- Passage given:
-----
High Noon is a 2000 American Western television film directed by Rod Hardy and written by Carl Foreman and T. S. Cook. It is a remake of the 1952 film High Noon. The film stars Tom Skerritt, Susanna Thompson, Reed Diamond, María Conchita Alonso, Dennis Weaver, August Schellenberg and Michael Madsen. The film premiered on TBS on August 20, 2000.

Plot
Variety noted that the plot had only minor changes from the original film. 

In the late 1890s, Will Kane is the chief marshal of Hadleyville, a small town in the New Mexico Territory; even though all of his deputies have resigned, Kane continues to serve due his strong sense of duty. His new wife, Amy, is a Quaker and pacifist who deplores violence. At her urging, Kane decides to retire and become a farmer. 

However, Kane then learns that Frank Miller, a gunfighter and killer he brought to justice years ago, has been pardoned and will arrive in Hadleyville on the noon train. Miller's old gang has returned to join him, and a message arrives stating that his first order of business will be to shoot Kane dead as revenge for convicting him.

Kane reaches out to his former deputies for help, but all of them refuse for various reasons. He then tries forming a posse, but the townspeople are even less willing to fight alongside him. Some are sympathetic to Miller as his notoriety made the town famous and they blame Kane for ruining a good thing, while others are afraid of him or feel that it isn't their responsibility to uphold the law. Several residents do volunteer anyway, but Kane is forced to turn them away as they are either too young, old, or physically unfit to fight.

A desperate Kane turns to his friend Judge Mettrick for advice; Mettrick simply tells him to leave town as he originally planned to. Unwilling to abandon his post, Kane decides to face Miller and his gang alone. Amy, who had threatened to leave on the noon train with or without Kane, returns and saves him by shooting one of Miller's men in the back. Kane finally guns his nemesis down after he tries to threaten Amy. After Miller's death, the town people come out to congratulate and thank Kane. Without saying a word, he throws his marshal's badge in the dirt and rides away.
-----
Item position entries
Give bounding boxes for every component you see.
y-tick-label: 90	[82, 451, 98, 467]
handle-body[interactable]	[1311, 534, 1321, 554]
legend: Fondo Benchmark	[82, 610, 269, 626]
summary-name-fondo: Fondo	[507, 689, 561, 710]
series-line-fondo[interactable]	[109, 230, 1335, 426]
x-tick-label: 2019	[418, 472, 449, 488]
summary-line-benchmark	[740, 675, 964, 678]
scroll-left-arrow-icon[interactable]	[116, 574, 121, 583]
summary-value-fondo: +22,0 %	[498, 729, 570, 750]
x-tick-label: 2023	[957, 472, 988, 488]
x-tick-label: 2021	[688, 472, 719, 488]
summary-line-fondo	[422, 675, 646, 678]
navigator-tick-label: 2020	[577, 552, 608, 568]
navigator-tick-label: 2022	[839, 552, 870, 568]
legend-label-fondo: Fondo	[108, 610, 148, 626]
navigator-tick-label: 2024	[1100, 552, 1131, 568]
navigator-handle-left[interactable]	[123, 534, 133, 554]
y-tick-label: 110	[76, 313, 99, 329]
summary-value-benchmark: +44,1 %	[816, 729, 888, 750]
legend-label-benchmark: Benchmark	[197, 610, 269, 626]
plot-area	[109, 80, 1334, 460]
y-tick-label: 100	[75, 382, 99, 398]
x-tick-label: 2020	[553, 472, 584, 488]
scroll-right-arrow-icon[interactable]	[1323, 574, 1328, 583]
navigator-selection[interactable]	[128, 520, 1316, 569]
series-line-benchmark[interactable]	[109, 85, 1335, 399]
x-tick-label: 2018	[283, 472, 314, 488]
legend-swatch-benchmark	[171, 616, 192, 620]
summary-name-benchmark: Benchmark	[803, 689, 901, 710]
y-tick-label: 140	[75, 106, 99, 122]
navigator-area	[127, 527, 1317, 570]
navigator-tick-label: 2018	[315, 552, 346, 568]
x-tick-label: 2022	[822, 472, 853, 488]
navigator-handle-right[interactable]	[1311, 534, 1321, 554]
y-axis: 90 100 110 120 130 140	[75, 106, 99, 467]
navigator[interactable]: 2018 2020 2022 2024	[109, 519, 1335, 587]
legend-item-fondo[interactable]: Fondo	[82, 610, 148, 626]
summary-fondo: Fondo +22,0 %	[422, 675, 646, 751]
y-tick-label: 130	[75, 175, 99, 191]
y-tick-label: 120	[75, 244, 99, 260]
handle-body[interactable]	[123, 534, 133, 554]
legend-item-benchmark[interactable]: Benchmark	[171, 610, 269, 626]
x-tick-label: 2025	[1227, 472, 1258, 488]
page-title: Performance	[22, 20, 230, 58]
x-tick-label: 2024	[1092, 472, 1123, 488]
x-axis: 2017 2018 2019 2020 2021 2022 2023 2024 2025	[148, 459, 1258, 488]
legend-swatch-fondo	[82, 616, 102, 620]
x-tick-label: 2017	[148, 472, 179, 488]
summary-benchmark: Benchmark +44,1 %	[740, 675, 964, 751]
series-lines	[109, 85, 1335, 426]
-----
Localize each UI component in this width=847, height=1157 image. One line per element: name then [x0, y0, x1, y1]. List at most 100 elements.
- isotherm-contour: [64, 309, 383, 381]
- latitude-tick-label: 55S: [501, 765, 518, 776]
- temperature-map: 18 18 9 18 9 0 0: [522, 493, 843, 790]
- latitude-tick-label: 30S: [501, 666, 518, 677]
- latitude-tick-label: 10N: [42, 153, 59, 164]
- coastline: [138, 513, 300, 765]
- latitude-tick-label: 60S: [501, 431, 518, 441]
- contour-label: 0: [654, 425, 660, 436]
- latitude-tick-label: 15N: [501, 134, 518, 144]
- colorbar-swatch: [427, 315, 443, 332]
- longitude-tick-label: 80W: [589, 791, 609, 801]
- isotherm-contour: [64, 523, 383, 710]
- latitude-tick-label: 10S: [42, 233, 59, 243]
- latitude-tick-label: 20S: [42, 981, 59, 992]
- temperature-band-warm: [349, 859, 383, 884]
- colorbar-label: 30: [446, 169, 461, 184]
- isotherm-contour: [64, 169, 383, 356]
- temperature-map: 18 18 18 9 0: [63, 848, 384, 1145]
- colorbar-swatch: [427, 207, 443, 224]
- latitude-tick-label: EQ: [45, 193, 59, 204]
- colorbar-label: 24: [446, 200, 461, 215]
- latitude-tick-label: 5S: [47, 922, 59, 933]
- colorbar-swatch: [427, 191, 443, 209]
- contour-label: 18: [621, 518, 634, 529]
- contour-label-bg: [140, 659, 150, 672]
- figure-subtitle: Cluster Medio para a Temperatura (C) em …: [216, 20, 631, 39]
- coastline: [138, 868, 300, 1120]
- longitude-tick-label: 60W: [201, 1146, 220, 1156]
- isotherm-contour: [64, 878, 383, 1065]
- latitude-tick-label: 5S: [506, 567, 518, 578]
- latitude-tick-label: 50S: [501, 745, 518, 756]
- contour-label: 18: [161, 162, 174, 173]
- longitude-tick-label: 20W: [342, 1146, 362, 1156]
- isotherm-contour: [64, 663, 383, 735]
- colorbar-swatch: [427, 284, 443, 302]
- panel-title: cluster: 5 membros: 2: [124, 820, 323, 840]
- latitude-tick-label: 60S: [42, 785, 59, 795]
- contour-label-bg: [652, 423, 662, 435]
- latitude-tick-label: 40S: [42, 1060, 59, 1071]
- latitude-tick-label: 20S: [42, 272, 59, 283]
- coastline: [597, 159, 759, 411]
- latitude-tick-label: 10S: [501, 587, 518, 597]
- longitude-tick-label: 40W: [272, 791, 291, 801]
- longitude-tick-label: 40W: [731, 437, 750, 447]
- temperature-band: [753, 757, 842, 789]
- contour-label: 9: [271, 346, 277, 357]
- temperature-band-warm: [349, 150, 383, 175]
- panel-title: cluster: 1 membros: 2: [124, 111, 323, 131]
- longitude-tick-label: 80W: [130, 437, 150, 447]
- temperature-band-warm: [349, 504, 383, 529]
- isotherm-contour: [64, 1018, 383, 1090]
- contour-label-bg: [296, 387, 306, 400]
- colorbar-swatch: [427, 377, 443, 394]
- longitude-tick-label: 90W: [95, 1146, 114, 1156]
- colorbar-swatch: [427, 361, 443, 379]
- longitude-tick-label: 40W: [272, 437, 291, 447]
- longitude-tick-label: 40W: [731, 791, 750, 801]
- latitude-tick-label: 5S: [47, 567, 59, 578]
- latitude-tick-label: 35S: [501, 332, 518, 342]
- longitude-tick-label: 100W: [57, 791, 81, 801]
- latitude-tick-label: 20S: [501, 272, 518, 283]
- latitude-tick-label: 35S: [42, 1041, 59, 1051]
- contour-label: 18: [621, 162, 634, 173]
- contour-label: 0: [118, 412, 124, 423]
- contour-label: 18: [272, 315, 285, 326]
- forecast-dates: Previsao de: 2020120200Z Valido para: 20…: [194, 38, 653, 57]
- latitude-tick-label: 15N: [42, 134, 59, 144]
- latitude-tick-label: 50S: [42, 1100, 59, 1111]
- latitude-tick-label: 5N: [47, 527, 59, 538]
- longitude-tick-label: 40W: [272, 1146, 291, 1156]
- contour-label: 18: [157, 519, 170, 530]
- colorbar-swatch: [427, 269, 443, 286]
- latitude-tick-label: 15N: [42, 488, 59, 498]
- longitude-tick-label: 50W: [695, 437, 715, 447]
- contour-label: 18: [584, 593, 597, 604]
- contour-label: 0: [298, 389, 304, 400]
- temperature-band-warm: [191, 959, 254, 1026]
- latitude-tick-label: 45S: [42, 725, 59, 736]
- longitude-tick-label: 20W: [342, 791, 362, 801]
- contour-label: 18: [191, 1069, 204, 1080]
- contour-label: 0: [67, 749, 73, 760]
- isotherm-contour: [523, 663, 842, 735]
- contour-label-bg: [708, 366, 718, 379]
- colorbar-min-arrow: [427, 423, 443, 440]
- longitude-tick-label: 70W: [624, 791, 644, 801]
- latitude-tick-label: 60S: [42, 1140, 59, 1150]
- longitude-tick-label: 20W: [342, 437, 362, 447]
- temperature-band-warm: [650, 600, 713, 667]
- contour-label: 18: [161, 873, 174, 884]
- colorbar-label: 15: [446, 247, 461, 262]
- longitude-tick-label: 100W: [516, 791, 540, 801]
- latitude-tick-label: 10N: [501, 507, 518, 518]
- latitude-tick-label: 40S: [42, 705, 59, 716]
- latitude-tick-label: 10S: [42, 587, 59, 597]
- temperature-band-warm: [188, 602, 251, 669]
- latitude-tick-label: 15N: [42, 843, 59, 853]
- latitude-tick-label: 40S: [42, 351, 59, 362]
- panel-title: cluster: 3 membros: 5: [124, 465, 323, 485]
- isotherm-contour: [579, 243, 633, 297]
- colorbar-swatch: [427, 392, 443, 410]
-----
- Problems and tasks:
• A. According to the High Noon passage, on which network and on what date did the film premiere?
• B. Repeat the High Noon passage word for word, everything from "A desperate Kane" down to "and rides away.".

- Exercise answers:
• A. It premiered on TBS on August 20, 2000.

• B.
A desperate Kane turns to his friend Judge Mettrick for advice; Mettrick simply tells him to leave town as he originally planned to. Unwilling to abandon his post, Kane decides to face Miller and his gang alone. Amy, who had threatened to leave on the noon train with or without Kane, returns and saves him by shooting one of Miller's men in the back. Kane finally guns his nemesis down after he tries to threaten Amy. After Miller's death, the town people come out to congratulate and thank Kane. Without saying a word, he throws his marshal's badge in the dirt and rides away.